Extract every line below that contains the word "responsible".

------------------------------------------------

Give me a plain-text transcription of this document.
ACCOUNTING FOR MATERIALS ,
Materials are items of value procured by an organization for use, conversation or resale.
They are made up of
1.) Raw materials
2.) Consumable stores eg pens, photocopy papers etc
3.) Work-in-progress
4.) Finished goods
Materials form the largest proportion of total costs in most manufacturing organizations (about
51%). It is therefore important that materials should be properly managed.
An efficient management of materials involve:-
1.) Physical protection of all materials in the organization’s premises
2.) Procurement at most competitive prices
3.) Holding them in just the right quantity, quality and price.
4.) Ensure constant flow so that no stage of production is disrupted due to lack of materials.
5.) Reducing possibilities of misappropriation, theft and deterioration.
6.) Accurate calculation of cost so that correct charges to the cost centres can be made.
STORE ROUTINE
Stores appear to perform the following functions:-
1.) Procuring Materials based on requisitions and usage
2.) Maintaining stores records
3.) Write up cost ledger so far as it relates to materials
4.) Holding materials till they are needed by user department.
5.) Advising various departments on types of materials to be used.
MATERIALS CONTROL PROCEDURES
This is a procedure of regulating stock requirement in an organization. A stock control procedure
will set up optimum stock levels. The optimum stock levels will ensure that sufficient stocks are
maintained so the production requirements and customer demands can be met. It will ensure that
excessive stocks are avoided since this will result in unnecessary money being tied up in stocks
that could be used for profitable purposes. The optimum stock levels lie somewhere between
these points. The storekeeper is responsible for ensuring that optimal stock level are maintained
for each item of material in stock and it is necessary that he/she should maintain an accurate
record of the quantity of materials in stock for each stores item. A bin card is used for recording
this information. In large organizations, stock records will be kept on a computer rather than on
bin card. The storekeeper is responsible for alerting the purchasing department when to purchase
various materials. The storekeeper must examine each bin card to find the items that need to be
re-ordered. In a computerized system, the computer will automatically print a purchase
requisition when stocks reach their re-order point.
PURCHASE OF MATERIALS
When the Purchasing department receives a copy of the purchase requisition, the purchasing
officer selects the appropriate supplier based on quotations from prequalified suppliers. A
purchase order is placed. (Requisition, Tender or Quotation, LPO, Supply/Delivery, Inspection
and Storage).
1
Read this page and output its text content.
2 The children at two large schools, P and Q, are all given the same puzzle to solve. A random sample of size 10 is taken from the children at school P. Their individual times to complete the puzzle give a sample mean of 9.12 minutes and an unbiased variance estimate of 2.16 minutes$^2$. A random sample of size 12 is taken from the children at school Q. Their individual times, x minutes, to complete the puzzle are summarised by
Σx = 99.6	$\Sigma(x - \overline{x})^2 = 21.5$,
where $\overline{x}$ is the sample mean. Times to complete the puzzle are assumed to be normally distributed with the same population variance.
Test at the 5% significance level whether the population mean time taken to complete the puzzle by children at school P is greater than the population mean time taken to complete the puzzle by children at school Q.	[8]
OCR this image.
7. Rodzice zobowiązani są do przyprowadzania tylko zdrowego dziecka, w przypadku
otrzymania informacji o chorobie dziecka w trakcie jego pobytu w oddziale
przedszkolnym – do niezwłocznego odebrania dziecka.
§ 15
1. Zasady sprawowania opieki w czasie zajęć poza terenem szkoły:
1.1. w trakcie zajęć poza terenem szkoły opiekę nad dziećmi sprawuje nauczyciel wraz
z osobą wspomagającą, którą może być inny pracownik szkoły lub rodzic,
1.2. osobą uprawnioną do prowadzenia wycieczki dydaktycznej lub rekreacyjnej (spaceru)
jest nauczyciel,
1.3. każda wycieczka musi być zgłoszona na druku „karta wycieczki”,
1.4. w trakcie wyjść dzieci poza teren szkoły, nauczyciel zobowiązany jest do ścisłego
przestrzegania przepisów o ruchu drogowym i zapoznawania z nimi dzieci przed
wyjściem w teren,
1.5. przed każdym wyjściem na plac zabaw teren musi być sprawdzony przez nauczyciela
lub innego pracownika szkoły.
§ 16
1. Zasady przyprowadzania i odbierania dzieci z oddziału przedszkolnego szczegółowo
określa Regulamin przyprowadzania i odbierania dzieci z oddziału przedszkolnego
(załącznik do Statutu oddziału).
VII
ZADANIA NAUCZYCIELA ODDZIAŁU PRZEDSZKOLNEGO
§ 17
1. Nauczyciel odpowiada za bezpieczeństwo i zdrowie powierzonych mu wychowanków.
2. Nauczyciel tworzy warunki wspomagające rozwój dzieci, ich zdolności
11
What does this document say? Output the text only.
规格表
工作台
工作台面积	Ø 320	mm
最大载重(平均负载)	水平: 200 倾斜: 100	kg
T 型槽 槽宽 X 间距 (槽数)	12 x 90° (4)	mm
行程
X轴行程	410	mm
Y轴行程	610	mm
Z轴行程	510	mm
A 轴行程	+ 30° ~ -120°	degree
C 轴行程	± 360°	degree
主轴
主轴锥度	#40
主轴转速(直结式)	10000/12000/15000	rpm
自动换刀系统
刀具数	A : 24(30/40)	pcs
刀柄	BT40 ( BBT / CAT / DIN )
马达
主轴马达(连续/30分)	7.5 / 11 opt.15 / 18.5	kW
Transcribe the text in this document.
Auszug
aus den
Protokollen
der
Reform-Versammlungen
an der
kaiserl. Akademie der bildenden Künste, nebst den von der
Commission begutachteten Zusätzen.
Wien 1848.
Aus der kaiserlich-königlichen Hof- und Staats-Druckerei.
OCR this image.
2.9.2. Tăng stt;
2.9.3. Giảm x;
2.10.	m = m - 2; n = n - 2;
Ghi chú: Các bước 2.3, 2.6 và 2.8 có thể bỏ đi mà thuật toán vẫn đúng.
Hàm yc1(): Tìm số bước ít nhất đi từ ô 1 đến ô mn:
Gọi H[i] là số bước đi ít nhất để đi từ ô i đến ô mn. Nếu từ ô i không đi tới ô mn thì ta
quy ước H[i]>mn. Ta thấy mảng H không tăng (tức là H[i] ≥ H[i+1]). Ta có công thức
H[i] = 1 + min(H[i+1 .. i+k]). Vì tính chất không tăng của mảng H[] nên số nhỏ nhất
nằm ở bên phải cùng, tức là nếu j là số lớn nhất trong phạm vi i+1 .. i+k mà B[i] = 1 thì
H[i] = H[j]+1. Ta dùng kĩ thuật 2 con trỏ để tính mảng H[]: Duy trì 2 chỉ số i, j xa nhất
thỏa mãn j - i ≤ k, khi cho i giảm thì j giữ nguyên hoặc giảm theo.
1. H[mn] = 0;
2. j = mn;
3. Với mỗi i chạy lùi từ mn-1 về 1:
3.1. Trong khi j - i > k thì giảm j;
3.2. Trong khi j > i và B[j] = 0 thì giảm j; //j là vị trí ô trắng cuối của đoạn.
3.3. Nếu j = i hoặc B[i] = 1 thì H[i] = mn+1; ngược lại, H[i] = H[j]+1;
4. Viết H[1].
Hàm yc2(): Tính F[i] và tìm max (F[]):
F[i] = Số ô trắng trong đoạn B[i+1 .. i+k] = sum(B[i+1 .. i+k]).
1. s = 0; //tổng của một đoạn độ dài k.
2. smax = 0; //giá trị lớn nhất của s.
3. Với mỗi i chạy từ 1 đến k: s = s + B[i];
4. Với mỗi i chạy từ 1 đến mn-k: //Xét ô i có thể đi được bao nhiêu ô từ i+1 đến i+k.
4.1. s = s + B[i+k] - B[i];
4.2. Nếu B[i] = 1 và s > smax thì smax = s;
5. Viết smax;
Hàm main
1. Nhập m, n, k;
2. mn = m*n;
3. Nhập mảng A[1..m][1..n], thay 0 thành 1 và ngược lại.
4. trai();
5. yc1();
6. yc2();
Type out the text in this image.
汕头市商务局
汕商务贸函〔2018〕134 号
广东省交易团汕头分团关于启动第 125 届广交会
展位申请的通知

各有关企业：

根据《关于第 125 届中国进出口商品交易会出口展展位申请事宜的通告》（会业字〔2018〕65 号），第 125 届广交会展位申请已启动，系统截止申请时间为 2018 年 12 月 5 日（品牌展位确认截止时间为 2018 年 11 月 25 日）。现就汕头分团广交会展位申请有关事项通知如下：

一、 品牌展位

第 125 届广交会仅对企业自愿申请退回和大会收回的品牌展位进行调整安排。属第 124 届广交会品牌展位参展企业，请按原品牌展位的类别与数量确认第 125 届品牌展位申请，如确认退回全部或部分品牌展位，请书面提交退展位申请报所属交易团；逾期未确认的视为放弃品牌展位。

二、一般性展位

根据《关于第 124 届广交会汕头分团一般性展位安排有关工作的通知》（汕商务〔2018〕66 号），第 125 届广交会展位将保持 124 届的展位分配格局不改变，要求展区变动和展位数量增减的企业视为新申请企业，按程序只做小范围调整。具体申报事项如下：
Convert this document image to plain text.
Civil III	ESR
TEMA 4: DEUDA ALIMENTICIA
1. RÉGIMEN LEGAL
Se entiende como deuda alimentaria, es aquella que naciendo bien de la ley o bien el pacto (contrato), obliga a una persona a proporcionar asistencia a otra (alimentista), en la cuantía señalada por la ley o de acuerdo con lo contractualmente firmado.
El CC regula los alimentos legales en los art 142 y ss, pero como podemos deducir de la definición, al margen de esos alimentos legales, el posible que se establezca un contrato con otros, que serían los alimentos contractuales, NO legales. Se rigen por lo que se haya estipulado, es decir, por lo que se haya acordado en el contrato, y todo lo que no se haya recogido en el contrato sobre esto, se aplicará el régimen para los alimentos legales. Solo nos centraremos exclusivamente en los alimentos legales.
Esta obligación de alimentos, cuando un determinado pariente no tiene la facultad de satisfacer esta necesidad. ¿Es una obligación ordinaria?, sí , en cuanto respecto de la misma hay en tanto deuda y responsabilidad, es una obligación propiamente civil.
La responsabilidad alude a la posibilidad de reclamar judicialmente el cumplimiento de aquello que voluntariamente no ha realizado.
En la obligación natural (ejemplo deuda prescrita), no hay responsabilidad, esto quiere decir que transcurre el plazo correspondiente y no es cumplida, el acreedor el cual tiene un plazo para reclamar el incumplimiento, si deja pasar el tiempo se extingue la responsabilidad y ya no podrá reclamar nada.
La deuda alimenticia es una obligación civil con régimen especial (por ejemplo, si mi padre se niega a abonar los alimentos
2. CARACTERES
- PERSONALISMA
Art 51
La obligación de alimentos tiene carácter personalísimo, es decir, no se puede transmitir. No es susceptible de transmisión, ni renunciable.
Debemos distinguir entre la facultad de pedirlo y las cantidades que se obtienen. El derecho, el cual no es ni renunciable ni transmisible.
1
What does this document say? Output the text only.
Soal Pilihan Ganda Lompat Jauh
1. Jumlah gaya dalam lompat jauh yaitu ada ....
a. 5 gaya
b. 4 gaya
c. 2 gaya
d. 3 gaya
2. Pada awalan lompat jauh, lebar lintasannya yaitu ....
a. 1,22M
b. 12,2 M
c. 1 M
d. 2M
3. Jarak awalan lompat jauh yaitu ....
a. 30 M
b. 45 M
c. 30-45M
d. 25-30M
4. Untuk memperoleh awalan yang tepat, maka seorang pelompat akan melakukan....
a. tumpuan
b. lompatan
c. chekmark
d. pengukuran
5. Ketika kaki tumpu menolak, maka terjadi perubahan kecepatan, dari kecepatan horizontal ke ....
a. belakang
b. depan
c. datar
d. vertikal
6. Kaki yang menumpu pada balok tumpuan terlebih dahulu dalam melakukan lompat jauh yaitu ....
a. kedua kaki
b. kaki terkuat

------------------------------------------------

▶ Answer for the task:
these points. The storekeeper is responsible for ensuring that optimal stock level are maintained
bin card. The storekeeper is responsible for alerting the purchasing department when to purchase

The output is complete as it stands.